**What is asked**. Find how many lines of the listing include the string "Motor", and report only that figure.

**Supplied records**.
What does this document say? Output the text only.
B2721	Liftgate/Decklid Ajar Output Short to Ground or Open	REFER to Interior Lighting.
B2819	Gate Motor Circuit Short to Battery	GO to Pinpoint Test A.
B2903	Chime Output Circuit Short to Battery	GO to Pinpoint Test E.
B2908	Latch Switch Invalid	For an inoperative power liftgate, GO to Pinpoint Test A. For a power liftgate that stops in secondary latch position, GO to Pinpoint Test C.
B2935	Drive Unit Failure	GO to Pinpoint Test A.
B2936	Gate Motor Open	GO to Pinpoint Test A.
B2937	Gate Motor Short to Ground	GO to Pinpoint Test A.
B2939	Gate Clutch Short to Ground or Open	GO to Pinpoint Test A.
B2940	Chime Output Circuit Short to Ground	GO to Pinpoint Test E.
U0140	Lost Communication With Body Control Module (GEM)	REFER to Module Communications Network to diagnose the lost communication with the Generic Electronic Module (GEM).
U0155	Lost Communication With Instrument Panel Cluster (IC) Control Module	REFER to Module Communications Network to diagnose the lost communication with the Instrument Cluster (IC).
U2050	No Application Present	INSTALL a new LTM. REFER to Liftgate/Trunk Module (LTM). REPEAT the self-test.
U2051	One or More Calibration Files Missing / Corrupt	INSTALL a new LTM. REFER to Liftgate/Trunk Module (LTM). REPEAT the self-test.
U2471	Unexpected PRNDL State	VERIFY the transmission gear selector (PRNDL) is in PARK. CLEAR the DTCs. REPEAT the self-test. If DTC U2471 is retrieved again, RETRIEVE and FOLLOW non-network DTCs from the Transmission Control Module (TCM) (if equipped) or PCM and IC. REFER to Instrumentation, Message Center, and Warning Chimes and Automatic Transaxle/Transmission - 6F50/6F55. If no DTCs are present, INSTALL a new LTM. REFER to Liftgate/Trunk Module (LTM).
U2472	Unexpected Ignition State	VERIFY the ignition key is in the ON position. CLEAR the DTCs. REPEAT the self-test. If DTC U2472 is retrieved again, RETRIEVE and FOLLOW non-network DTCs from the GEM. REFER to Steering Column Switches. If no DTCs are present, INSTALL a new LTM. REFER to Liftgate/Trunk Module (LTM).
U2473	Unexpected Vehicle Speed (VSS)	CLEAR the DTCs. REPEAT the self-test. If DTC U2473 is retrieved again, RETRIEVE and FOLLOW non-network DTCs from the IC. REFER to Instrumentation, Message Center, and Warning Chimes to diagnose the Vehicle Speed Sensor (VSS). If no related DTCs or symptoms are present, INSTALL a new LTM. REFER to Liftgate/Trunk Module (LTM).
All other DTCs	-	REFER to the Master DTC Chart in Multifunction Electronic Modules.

**Exercise output**. 3